Work to be completed: Locate the line containing "Read all visible content and emit it as JSON.", then please write out that line and all the lines below it in the entries exactly.
-- Begin Available data --
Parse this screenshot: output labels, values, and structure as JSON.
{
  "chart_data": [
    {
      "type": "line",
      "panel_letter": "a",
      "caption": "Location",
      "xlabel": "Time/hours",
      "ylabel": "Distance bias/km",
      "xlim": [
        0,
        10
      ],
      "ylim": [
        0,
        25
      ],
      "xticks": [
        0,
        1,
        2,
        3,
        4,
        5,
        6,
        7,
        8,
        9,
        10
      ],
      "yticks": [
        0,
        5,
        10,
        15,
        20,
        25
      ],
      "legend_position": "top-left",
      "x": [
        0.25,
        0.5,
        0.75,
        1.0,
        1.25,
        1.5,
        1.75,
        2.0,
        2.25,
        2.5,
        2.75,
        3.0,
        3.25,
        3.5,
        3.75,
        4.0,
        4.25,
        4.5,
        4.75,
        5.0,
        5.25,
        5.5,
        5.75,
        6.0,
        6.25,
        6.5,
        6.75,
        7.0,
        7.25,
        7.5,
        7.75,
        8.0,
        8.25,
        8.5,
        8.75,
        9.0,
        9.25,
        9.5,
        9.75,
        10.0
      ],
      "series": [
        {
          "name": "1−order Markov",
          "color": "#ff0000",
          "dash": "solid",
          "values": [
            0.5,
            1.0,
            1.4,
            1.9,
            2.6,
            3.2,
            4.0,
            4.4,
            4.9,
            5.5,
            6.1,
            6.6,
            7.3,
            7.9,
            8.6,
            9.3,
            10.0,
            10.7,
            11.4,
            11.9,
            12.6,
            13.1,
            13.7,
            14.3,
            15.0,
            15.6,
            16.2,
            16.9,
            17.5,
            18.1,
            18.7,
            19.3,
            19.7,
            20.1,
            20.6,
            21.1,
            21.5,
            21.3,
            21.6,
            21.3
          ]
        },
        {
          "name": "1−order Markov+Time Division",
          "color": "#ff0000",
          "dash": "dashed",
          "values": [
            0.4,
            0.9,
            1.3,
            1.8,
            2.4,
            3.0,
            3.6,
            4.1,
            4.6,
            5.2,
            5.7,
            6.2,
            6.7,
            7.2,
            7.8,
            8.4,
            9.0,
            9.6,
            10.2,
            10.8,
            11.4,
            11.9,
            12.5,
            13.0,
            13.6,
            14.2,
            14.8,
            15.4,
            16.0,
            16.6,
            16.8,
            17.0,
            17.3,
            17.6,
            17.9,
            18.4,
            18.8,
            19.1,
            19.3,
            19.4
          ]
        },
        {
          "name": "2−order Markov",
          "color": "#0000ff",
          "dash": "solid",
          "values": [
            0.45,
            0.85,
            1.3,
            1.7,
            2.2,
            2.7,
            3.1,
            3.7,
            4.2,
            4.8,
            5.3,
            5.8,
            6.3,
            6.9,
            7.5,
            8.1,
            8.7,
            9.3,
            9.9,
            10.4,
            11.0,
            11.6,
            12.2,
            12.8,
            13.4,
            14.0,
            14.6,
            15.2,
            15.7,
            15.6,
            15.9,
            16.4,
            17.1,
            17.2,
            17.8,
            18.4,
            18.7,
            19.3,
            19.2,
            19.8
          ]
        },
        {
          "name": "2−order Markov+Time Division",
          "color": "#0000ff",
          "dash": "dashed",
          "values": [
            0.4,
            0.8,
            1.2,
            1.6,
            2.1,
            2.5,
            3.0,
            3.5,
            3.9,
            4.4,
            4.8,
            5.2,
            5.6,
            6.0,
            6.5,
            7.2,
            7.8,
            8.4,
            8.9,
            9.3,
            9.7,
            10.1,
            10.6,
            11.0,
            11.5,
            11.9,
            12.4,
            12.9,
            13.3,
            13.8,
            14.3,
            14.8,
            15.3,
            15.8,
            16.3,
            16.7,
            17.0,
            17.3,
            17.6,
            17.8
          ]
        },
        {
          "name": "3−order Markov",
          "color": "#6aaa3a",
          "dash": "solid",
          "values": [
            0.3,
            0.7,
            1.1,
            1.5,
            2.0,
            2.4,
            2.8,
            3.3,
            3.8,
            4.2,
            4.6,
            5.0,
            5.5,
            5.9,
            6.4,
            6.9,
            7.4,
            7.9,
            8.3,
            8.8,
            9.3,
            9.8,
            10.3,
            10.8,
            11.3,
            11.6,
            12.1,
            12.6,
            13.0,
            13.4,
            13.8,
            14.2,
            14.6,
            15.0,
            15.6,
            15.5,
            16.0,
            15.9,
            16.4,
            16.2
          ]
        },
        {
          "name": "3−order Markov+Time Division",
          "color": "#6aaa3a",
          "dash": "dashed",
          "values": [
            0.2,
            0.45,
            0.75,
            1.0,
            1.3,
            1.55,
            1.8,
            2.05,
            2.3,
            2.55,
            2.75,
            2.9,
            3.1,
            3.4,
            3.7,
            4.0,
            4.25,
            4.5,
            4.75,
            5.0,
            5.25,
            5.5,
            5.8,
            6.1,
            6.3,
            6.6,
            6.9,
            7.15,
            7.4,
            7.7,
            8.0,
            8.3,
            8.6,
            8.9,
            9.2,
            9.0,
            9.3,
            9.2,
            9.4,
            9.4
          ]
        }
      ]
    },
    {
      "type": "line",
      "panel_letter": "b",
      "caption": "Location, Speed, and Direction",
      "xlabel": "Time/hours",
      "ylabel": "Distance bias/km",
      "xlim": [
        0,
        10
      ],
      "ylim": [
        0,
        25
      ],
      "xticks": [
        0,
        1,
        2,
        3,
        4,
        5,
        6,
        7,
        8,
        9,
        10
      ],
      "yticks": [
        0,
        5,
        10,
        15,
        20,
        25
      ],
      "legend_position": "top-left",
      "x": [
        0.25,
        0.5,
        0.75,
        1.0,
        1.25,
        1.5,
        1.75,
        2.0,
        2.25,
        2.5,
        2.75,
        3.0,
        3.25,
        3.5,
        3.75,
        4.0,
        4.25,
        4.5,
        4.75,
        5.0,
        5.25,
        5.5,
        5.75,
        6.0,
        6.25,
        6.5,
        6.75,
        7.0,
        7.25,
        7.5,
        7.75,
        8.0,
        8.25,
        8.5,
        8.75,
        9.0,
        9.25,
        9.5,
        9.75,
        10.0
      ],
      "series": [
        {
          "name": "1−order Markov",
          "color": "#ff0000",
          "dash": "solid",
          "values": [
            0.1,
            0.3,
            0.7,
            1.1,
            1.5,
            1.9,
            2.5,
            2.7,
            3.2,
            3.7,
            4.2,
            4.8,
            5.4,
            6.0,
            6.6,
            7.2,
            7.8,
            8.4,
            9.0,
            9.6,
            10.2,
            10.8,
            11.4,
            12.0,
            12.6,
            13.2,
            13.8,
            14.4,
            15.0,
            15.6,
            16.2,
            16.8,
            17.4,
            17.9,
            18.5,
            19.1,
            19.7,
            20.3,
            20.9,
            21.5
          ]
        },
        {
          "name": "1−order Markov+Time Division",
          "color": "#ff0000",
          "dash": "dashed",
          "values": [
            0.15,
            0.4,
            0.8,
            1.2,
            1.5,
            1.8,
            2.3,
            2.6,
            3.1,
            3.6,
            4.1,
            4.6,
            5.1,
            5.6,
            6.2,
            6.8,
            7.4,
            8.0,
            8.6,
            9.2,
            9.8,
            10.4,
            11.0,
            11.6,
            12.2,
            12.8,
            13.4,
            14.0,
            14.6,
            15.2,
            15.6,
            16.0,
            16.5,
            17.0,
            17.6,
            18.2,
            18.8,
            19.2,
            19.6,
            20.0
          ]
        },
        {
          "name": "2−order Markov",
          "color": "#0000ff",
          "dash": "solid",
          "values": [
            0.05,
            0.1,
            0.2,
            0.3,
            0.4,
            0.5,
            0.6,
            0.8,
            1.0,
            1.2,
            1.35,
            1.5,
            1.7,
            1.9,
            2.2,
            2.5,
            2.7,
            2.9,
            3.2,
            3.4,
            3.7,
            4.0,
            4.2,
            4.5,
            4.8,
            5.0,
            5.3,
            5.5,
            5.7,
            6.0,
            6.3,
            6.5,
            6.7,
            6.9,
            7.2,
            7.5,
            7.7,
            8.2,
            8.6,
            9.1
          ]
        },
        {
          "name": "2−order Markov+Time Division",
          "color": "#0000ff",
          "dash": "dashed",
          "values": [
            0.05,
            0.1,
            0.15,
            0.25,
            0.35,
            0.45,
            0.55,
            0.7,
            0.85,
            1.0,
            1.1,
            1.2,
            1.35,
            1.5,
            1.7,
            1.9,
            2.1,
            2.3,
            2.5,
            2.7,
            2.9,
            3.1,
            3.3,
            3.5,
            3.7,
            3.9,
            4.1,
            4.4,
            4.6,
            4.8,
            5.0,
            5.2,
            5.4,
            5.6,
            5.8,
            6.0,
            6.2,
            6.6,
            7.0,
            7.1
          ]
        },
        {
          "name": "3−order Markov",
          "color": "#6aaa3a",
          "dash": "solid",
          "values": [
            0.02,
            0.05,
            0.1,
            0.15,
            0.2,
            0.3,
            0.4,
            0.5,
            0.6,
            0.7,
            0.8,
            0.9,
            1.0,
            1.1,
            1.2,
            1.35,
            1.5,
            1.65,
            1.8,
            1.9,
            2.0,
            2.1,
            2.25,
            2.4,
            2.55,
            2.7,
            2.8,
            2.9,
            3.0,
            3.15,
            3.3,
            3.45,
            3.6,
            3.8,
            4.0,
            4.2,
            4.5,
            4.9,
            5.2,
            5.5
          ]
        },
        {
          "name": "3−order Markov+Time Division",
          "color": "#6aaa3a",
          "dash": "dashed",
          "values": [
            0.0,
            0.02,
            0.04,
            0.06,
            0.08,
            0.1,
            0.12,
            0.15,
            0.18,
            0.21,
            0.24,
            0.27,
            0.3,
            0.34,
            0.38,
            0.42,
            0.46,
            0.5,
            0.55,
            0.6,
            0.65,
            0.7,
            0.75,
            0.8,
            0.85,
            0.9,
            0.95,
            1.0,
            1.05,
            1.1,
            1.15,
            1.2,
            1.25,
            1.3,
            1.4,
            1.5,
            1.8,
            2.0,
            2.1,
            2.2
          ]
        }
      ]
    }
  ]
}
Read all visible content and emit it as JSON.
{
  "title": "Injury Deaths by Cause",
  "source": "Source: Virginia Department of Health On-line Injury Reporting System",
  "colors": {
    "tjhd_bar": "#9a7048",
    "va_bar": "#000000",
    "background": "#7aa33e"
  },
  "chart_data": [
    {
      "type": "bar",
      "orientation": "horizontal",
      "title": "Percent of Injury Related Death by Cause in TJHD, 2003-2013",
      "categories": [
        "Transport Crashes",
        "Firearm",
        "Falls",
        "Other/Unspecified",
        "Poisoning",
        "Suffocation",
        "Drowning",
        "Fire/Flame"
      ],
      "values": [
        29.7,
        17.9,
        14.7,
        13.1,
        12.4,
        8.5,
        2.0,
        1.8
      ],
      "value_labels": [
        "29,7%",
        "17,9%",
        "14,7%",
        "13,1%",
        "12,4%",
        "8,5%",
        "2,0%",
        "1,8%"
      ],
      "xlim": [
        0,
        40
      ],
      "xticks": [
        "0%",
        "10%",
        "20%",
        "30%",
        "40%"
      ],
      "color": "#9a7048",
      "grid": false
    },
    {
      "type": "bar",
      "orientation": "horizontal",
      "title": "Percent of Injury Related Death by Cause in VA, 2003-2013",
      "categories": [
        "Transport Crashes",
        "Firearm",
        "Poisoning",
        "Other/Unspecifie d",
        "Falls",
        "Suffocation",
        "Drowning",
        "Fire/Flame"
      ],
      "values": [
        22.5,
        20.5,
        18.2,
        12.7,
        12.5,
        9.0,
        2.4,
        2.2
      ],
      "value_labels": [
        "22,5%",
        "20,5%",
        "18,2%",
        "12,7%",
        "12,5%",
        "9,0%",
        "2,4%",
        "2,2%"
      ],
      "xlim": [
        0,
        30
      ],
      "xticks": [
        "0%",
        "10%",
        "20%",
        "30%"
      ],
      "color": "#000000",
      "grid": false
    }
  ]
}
-- End Available data --
Expected answer:
Read all visible content and emit it as JSON.
{
  "title": "Injury Deaths by Cause",
  "source": "Source: Virginia Department of Health On-line Injury Reporting System",
  "colors": {
    "tjhd_bar": "#9a7048",
    "va_bar": "#000000",
    "background": "#7aa33e"
  },
  "chart_data": [
    {
      "type": "bar",
      "orientation": "horizontal",
      "title": "Percent of Injury Related Death by Cause in TJHD, 2003-2013",
      "categories": [
        "Transport Crashes",
        "Firearm",
        "Falls",
        "Other/Unspecified",
        "Poisoning",
        "Suffocation",
        "Drowning",
        "Fire/Flame"
      ],
      "values": [
        29.7,
        17.9,
        14.7,
        13.1,
        12.4,
        8.5,
        2.0,
        1.8
      ],
      "value_labels": [
        "29,7%",
        "17,9%",
        "14,7%",
        "13,1%",
        "12,4%",
        "8,5%",
        "2,0%",
        "1,8%"
      ],
      "xlim": [
        0,
        40
      ],
      "xticks": [
        "0%",
        "10%",
        "20%",
        "30%",
        "40%"
      ],
      "color": "#9a7048",
      "grid": false
    },
    {
      "type": "bar",
      "orientation": "horizontal",
      "title": "Percent of Injury Related Death by Cause in VA, 2003-2013",
      "categories": [
        "Transport Crashes",
        "Firearm",
        "Poisoning",
        "Other/Unspecifie d",
        "Falls",
        "Suffocation",
        "Drowning",
        "Fire/Flame"
      ],
      "values": [
        22.5,
        20.5,
        18.2,
        12.7,
        12.5,
        9.0,
        2.4,
        2.2
      ],
      "value_labels": [
        "22,5%",
        "20,5%",
        "18,2%",
        "12,7%",
        "12,5%",
        "9,0%",
        "2,4%",
        "2,2%"
      ],
      "xlim": [
        0,
        30
      ],
      "xticks": [
        "0%",
        "10%",
        "20%",
        "30%"
      ],
      "color": "#000000",
      "grid": false
    }
  ]
}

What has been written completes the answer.